* **Records shown**:
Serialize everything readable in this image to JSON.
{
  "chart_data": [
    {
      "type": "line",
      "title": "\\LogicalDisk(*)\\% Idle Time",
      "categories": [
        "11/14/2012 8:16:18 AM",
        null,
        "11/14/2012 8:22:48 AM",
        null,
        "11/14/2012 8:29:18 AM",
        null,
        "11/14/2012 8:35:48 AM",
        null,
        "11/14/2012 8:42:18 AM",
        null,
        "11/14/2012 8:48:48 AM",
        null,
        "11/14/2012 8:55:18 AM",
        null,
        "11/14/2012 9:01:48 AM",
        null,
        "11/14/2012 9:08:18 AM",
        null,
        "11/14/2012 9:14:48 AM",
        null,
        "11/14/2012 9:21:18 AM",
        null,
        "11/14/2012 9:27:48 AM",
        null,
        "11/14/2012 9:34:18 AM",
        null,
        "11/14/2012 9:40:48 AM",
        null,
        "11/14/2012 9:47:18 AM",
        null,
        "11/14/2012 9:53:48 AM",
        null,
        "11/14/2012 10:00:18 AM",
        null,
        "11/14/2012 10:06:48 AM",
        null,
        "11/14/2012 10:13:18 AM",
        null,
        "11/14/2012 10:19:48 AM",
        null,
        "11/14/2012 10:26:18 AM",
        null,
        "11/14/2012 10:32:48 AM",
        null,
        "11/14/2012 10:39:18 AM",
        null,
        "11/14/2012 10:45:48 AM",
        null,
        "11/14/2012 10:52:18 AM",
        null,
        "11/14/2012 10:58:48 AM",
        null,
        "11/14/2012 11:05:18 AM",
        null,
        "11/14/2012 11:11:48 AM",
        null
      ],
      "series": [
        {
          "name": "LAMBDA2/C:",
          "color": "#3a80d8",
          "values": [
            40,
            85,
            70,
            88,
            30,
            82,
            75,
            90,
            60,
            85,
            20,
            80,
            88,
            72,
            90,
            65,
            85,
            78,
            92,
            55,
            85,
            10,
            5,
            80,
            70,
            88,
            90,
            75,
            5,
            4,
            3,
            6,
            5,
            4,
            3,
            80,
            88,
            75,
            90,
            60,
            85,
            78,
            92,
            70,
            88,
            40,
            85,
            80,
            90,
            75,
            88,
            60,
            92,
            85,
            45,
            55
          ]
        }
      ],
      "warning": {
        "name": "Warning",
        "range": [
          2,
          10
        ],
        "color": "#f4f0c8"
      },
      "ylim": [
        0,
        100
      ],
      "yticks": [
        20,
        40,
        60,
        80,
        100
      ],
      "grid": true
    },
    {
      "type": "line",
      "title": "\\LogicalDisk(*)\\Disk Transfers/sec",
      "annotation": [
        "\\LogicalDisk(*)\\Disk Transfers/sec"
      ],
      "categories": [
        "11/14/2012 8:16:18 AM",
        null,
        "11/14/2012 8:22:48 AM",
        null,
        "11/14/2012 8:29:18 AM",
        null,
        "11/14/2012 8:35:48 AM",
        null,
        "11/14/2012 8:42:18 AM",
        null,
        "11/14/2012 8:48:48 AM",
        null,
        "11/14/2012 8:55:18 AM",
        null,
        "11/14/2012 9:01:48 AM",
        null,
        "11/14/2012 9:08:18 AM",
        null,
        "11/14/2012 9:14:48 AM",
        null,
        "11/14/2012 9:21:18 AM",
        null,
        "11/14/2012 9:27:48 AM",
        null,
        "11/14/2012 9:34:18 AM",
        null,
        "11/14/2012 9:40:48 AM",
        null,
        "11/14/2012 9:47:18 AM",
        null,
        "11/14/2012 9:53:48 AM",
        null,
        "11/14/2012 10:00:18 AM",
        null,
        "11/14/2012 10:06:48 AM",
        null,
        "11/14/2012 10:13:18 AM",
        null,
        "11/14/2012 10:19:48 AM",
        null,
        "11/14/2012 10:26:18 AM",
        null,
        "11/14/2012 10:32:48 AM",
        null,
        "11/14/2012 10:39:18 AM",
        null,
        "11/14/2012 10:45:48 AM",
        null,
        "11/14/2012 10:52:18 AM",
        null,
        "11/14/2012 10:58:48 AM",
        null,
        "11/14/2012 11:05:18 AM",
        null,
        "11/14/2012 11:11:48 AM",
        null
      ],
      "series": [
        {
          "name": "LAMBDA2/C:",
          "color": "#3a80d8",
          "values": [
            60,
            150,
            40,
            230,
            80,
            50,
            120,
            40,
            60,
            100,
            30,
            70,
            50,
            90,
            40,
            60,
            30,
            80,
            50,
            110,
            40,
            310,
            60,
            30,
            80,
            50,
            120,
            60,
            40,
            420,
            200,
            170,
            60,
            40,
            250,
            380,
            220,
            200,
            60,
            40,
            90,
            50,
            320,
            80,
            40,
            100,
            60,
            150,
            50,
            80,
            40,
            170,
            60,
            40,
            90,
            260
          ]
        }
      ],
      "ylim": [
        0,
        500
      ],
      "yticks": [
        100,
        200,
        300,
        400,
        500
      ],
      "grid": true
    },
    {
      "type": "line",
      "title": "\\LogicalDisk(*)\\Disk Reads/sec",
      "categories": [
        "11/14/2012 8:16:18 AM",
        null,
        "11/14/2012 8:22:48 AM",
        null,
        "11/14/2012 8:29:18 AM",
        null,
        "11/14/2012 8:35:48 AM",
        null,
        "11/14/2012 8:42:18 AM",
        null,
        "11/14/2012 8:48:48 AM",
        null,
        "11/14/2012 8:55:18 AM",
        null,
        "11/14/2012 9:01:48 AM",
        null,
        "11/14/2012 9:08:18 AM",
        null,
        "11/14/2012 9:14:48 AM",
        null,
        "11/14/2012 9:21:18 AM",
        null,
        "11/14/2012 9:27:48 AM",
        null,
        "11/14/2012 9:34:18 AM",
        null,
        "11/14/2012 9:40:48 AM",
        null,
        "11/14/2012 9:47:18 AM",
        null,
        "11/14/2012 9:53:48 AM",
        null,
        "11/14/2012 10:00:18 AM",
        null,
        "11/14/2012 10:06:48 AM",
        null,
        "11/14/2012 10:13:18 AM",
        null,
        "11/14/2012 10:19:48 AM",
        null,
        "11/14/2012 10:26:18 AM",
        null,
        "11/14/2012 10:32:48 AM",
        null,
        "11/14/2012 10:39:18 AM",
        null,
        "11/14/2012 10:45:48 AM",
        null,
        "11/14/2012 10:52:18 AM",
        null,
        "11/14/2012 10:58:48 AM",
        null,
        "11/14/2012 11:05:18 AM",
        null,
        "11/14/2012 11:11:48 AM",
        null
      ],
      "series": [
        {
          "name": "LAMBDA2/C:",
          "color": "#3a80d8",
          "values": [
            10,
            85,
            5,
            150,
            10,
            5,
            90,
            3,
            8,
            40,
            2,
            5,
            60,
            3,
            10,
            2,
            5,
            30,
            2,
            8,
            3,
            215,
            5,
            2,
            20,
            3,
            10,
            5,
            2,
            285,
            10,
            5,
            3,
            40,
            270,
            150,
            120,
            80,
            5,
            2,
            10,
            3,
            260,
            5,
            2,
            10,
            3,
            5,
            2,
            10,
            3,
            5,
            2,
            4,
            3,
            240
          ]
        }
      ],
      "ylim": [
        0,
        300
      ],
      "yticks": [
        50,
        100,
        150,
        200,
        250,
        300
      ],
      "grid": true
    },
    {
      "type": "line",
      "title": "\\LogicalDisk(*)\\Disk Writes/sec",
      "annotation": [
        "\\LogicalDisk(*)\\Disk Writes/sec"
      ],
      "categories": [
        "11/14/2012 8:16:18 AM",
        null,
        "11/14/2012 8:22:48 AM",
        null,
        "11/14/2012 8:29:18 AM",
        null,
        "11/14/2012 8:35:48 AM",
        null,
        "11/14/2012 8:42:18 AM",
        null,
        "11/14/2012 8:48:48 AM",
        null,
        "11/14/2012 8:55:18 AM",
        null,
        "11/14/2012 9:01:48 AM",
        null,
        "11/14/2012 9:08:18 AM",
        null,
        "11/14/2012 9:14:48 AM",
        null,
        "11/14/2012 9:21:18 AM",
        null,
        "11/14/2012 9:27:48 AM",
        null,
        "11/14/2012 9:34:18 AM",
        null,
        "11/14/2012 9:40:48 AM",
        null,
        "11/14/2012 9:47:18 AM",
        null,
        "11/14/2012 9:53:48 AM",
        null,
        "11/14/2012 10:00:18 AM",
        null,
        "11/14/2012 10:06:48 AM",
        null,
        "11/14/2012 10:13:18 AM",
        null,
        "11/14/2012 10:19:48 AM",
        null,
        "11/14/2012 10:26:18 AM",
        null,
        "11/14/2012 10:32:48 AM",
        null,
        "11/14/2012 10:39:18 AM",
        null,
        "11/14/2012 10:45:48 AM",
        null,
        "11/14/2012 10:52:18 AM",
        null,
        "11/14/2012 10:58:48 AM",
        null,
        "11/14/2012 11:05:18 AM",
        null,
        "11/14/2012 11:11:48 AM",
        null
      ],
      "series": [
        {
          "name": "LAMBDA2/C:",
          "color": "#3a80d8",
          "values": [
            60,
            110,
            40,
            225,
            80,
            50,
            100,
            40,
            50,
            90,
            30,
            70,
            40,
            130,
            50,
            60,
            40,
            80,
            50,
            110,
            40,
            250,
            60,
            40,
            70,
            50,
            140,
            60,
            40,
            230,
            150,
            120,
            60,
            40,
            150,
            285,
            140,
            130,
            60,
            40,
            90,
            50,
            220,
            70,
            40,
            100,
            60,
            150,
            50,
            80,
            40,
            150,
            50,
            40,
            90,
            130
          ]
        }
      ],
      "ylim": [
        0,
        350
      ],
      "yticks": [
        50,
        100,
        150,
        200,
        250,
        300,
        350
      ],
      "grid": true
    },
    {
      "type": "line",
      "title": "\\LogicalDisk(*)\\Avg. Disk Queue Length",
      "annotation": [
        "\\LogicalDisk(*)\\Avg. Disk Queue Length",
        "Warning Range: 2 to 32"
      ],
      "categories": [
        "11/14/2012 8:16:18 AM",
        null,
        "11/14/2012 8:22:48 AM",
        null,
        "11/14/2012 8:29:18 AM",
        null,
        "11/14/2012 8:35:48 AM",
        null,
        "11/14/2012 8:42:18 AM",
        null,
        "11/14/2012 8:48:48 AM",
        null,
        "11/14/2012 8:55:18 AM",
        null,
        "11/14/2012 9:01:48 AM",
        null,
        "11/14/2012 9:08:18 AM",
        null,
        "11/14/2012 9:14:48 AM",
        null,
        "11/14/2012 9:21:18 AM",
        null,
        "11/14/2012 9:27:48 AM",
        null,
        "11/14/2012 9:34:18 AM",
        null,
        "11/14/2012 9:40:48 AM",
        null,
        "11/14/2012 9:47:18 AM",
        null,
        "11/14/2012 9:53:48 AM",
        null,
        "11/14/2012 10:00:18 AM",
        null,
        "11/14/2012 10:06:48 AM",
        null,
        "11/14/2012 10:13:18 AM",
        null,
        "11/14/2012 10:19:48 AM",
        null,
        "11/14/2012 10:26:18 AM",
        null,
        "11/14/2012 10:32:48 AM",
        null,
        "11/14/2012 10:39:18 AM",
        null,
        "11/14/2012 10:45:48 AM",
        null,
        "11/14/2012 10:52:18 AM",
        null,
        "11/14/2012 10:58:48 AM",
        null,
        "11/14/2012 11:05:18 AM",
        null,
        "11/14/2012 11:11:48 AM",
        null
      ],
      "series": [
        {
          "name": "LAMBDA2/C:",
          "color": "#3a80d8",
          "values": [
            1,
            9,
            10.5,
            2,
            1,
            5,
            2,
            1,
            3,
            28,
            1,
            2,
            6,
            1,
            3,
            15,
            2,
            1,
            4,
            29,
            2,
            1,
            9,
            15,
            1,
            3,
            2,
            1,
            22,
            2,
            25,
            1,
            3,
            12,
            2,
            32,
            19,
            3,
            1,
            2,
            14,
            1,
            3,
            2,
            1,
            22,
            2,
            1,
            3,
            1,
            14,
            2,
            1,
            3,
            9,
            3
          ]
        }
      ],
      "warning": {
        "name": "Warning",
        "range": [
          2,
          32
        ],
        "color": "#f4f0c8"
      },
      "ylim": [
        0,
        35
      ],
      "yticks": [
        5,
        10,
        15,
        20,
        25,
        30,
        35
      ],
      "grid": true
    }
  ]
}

* **Given problem**:
Which lines include the word "LogicalDisk"? Copy every one of them.

* **Written answer**:
      "title": "\\LogicalDisk(*)\\% Idle Time",
      "title": "\\LogicalDisk(*)\\Disk Transfers/sec",
        "\\LogicalDisk(*)\\Disk Transfers/sec"
      "title": "\\LogicalDisk(*)\\Disk Reads/sec",
      "title": "\\LogicalDisk(*)\\Disk Writes/sec",
        "\\LogicalDisk(*)\\Disk Writes/sec"
      "title": "\\LogicalDisk(*)\\Avg. Disk Queue Length",
        "\\LogicalDisk(*)\\Avg. Disk Queue Length",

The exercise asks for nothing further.